• _PROVIDED ENTRIES_:
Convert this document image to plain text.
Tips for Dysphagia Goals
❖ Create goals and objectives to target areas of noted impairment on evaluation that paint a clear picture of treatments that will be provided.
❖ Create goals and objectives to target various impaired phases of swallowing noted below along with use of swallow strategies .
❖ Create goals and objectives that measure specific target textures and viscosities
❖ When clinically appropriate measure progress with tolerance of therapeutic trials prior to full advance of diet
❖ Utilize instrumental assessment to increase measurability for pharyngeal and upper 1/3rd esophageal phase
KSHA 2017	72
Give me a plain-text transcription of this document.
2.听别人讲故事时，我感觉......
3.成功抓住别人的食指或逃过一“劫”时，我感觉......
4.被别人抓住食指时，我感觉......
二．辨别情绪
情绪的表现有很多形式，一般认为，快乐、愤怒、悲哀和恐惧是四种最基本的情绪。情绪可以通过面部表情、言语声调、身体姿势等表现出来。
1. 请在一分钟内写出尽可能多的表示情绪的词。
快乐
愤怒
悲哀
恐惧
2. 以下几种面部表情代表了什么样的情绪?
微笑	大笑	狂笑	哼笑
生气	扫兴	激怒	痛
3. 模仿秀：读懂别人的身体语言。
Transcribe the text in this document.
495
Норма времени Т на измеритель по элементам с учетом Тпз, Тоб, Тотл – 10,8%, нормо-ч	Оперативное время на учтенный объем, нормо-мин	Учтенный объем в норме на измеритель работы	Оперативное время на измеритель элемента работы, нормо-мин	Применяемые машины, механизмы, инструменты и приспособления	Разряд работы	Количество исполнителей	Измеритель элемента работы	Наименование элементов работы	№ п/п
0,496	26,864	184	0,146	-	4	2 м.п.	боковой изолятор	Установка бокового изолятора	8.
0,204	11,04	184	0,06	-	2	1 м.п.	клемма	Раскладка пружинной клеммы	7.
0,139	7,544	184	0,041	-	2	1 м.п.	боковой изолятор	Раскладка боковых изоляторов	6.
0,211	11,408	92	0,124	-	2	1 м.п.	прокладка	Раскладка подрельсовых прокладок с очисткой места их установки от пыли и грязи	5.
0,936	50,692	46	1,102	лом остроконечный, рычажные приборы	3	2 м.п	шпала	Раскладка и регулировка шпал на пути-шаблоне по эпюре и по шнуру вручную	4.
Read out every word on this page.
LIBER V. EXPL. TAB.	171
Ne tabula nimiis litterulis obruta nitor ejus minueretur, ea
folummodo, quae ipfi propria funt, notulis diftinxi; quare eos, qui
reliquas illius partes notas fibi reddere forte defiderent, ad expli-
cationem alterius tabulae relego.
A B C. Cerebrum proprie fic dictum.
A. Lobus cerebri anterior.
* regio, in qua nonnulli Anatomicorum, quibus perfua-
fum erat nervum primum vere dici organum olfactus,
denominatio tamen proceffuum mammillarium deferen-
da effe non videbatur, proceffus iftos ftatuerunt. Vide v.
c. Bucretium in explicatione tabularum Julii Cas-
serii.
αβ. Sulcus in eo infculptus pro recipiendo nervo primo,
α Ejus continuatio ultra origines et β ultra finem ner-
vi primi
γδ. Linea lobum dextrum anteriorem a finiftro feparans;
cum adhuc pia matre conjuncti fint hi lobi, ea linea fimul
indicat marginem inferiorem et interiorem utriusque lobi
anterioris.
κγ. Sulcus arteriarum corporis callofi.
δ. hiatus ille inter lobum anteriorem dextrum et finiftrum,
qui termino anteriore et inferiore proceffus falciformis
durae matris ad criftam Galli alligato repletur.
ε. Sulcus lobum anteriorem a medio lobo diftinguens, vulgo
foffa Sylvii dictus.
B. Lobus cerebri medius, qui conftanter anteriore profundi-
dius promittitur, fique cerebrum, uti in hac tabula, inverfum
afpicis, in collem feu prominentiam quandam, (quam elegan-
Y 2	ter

• _WHAT THIS TASK INVOLVES_: Repeat exactly the lines above, starting with the line that contains "Read out every word on this page." and ending with the last line, both included, and nothing else.

• _SOLUTION TO THIS TASK_:
Read out every word on this page.
LIBER V. EXPL. TAB.	171
Ne tabula nimiis litterulis obruta nitor ejus minueretur, ea
folummodo, quae ipfi propria funt, notulis diftinxi; quare eos, qui
reliquas illius partes notas fibi reddere forte defiderent, ad expli-
cationem alterius tabulae relego.
A B C. Cerebrum proprie fic dictum.
A. Lobus cerebri anterior.
* regio, in qua nonnulli Anatomicorum, quibus perfua-
fum erat nervum primum vere dici organum olfactus,
denominatio tamen proceffuum mammillarium deferen-
da effe non videbatur, proceffus iftos ftatuerunt. Vide v.
c. Bucretium in explicatione tabularum Julii Cas-
serii.
αβ. Sulcus in eo infculptus pro recipiendo nervo primo,
α Ejus continuatio ultra origines et β ultra finem ner-
vi primi
γδ. Linea lobum dextrum anteriorem a finiftro feparans;
cum adhuc pia matre conjuncti fint hi lobi, ea linea fimul
indicat marginem inferiorem et interiorem utriusque lobi
anterioris.
κγ. Sulcus arteriarum corporis callofi.
δ. hiatus ille inter lobum anteriorem dextrum et finiftrum,
qui termino anteriore et inferiore proceffus falciformis
durae matris ad criftam Galli alligato repletur.
ε. Sulcus lobum anteriorem a medio lobo diftinguens, vulgo
foffa Sylvii dictus.
B. Lobus cerebri medius, qui conftanter anteriore profundi-
dius promittitur, fique cerebrum, uti in hac tabula, inverfum
afpicis, in collem feu prominentiam quandam, (quam elegan-
Y 2	ter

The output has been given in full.